◆ Direction ◆
Copy out each line of the data that holds the word "archivos".

◆ Dataset extract ◆
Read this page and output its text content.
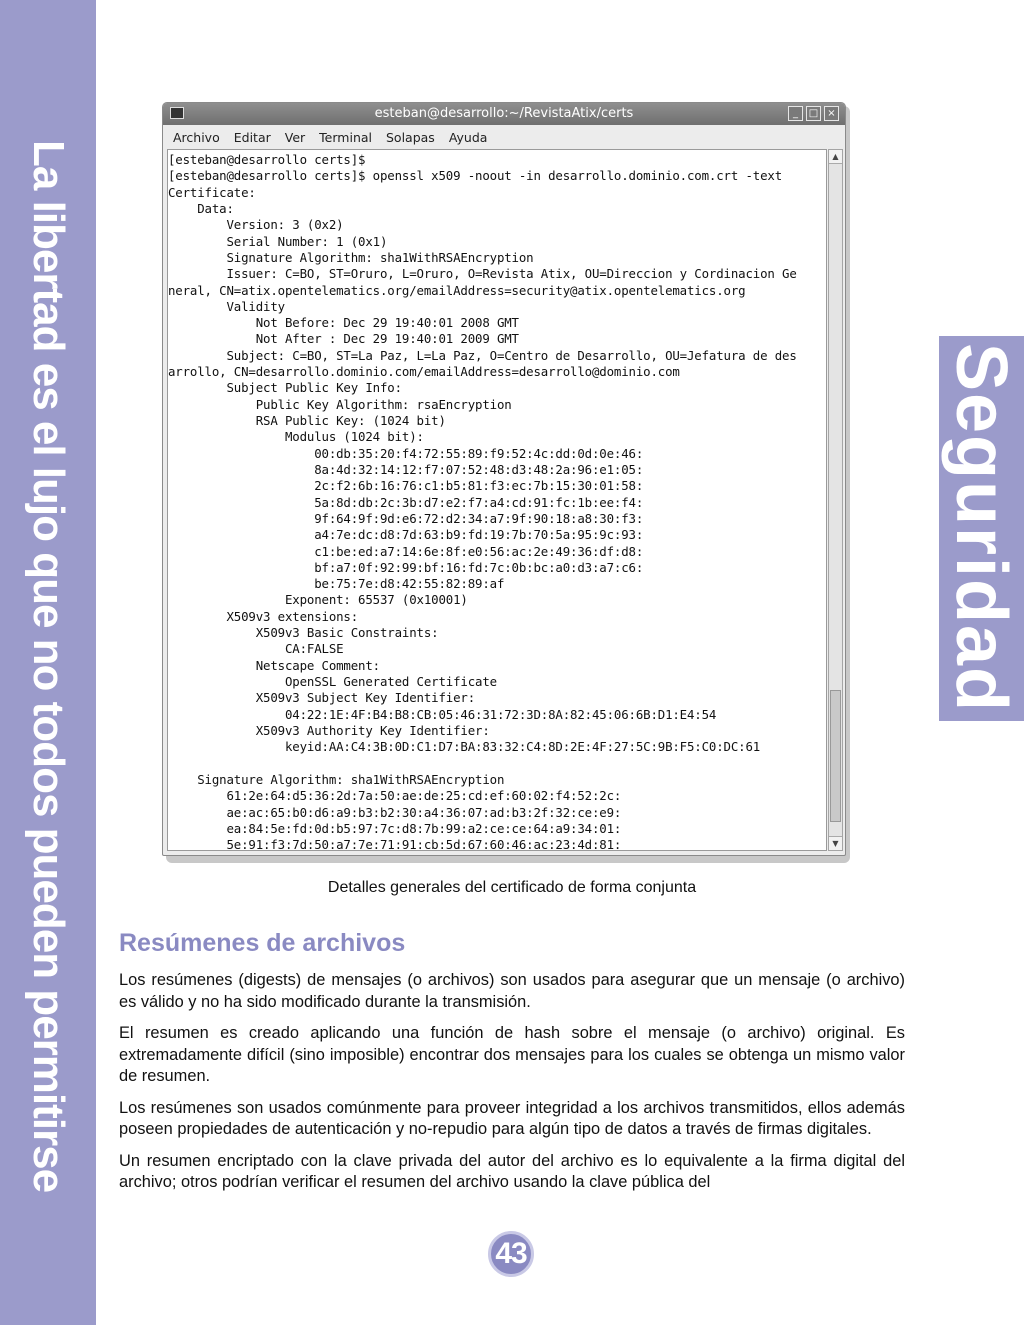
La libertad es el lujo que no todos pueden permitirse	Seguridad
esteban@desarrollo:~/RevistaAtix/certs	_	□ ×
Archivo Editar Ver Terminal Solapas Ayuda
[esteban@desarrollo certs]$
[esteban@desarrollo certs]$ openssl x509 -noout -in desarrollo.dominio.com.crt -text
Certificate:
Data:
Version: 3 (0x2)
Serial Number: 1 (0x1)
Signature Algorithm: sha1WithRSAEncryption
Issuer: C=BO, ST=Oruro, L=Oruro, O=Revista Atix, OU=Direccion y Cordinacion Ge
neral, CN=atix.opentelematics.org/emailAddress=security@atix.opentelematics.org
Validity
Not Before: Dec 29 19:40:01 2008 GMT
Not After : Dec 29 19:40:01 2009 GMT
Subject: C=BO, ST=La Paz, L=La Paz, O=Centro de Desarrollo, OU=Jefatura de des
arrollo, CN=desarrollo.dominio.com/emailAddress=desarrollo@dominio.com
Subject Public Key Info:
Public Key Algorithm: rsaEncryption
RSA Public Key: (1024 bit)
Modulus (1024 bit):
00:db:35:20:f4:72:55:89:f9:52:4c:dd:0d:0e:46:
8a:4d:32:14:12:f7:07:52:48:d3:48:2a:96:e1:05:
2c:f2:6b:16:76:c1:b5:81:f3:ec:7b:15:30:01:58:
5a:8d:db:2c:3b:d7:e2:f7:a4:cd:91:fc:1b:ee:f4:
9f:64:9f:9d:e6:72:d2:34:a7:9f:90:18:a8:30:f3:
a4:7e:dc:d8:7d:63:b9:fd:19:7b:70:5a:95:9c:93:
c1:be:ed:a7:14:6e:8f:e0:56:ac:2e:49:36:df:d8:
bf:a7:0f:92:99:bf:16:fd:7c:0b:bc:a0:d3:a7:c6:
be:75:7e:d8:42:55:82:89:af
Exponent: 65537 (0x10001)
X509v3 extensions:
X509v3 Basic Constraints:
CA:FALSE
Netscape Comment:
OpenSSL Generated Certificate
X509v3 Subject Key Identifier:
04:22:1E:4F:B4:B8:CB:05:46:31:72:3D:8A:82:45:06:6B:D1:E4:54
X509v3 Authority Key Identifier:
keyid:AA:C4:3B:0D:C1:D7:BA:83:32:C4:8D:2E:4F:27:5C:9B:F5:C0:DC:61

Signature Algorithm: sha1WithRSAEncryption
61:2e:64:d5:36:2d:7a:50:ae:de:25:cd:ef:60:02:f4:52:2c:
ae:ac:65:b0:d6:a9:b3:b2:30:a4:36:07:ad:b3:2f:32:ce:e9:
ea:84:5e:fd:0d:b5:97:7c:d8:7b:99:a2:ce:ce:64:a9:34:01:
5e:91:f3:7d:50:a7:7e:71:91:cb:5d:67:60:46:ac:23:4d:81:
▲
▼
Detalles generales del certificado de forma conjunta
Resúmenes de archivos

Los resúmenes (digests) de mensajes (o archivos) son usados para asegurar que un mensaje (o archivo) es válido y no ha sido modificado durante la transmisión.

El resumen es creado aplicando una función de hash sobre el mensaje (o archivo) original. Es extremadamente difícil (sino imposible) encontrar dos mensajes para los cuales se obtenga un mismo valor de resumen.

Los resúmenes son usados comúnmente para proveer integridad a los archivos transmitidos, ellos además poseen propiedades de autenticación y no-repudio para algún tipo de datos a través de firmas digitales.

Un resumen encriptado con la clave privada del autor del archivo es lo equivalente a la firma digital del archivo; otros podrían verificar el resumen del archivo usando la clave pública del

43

...

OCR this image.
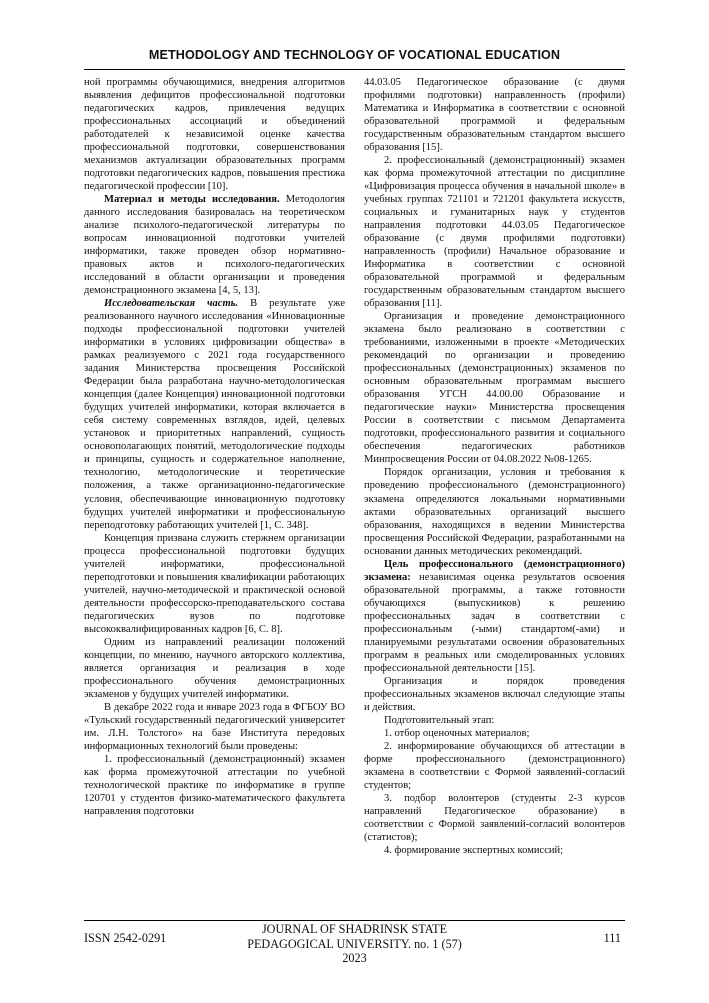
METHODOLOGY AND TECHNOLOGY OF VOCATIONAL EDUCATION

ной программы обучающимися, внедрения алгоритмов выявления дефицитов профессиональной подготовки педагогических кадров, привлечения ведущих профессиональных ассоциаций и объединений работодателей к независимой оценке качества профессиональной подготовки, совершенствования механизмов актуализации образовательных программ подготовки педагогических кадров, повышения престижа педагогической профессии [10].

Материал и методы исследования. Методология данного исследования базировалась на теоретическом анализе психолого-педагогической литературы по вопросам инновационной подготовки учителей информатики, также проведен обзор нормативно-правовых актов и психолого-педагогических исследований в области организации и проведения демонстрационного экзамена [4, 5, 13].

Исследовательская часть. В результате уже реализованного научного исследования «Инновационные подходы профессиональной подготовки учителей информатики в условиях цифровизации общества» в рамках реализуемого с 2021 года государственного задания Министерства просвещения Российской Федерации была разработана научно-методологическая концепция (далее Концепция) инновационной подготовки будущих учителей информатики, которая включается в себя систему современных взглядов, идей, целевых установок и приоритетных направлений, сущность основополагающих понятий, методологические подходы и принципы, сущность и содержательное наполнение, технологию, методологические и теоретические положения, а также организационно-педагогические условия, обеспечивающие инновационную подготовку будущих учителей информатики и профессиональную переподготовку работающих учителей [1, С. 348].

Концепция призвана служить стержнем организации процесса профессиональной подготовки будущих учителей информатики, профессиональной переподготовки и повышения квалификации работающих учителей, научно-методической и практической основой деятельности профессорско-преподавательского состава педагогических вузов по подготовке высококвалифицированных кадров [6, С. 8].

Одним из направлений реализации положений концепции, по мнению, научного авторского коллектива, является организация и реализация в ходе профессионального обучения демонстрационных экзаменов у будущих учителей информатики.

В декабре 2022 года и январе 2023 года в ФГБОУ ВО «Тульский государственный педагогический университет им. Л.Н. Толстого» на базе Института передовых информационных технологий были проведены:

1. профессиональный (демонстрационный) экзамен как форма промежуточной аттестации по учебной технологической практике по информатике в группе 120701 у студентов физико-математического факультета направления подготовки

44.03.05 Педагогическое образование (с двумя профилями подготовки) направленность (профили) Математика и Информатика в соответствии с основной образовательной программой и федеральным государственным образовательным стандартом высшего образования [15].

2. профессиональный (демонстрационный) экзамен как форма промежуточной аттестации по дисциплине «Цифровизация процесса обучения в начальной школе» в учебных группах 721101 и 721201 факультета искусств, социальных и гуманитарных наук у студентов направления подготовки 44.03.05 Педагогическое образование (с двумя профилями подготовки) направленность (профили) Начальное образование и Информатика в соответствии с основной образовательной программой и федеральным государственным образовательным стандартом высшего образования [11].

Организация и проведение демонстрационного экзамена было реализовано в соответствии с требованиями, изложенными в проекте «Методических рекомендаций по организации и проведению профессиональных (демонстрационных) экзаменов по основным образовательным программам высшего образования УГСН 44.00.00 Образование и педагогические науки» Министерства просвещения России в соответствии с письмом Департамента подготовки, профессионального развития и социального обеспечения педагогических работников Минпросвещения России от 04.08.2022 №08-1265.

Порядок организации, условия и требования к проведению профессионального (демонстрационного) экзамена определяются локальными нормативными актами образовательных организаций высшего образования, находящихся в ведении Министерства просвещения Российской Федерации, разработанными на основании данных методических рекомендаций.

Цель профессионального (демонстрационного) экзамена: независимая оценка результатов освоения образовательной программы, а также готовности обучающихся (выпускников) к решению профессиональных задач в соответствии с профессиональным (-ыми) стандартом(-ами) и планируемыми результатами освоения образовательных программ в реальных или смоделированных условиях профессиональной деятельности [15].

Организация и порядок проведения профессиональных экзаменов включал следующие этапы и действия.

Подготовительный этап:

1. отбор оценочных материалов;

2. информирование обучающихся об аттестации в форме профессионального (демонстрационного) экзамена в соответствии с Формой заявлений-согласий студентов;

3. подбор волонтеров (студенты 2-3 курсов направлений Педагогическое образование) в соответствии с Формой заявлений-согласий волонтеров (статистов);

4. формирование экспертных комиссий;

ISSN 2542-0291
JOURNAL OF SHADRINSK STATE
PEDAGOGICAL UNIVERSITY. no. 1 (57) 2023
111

◆ Response below ◆
Resúmenes de archivos
Los resúmenes (digests) de mensajes (o archivos) son usados para asegurar que un mensaje (o archivo) es válido y no ha sido modificado durante la transmisión.
Los resúmenes son usados comúnmente para proveer integridad a los archivos transmitidos, ellos además poseen propiedades de autenticación y no-repudio para algún tipo de datos a través de firmas digitales.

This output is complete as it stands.